* **Exercise**:
List every named system or solution from Bühler that the text about MANA's peanut roasting mentions.

* **Text**:
==*==

The more MANA explored the economics of doing its own roasting, the more efficient an idea it appeared. MANA calculated that if it could roast its own nuts, it would cost 70 cents to produce a pound of paste, compared to 1 dollar when roasted nuts are bought in. “Today we are saving 2 dollars on every box we produce, which will have a huge impact on our capacity to provide aid. There is no single thing we could have done to make that big an impact other than partner with Bühler,” explains Moore. MANA estimates that within another 2 years the cost of the roaster will be paid off and the profit will then be of sole benefit to those in the most desperate need.
 

mana_outside-view mana_outside-view The MANA facility located in the Georgia countryside near peanut growers.


The AeroRoast solution that Bühler installed delivers high-velocity air from all sides of the conveyor to provide an even roast across the bed of peanuts. When linked to Bühler Insights and the Mercury MES factory automation system, the production team at MANA were able to further optimize production parameters while receiving realtime feedback on machine performance and raw material variables. Moore marvels at the capabilities of the roaster and its throughput of 10,000 pounds of peanuts an hour. “Bühler also has this amazing Insights system that uses sensors throughout the roasting process to collect, analyze, and use data to optimize the roasting process. So, they’re actually gathering real-time data remotely from our roaster, running it through algorithms, which is really helping maximize productivity and helping to ensure the safety of our products,” he explains.

==*==

* **Information provided**:

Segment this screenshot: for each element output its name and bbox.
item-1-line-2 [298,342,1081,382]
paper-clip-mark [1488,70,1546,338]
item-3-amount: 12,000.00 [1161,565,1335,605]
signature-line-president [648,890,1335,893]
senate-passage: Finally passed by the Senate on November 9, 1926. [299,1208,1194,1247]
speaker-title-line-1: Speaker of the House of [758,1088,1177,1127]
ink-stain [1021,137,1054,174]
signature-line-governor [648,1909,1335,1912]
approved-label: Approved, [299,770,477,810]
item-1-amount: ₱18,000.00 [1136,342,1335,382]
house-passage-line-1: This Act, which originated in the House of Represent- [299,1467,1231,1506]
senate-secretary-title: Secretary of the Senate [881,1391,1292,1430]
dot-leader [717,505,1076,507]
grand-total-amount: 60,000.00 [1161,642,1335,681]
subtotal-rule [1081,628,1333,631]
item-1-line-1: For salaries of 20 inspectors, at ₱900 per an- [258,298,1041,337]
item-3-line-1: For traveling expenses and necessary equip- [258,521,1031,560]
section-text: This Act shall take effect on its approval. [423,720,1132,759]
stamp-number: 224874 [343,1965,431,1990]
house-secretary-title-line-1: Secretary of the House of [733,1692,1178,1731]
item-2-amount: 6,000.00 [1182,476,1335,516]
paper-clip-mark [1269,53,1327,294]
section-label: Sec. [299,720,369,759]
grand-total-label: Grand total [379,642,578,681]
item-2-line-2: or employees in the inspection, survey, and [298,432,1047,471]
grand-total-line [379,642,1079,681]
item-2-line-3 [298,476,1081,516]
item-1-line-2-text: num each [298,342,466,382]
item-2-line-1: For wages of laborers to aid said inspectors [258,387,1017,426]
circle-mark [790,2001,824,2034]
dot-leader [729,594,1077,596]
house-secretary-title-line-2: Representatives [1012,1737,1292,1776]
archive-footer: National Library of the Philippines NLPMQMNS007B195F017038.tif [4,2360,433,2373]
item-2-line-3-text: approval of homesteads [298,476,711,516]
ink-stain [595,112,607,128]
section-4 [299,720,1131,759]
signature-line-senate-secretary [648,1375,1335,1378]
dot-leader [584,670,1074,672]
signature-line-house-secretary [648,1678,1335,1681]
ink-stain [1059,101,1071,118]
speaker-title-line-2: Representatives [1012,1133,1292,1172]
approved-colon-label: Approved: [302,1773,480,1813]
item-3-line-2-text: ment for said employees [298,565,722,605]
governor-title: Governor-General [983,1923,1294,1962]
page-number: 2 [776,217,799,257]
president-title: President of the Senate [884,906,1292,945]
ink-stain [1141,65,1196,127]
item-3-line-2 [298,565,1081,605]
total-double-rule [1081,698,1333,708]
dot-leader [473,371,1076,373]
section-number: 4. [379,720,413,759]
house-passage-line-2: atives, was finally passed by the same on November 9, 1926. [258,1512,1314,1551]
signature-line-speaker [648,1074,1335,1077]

==*==

* **Result**:
AeroRoast, Bühler Insights, Mercury MES factory automation system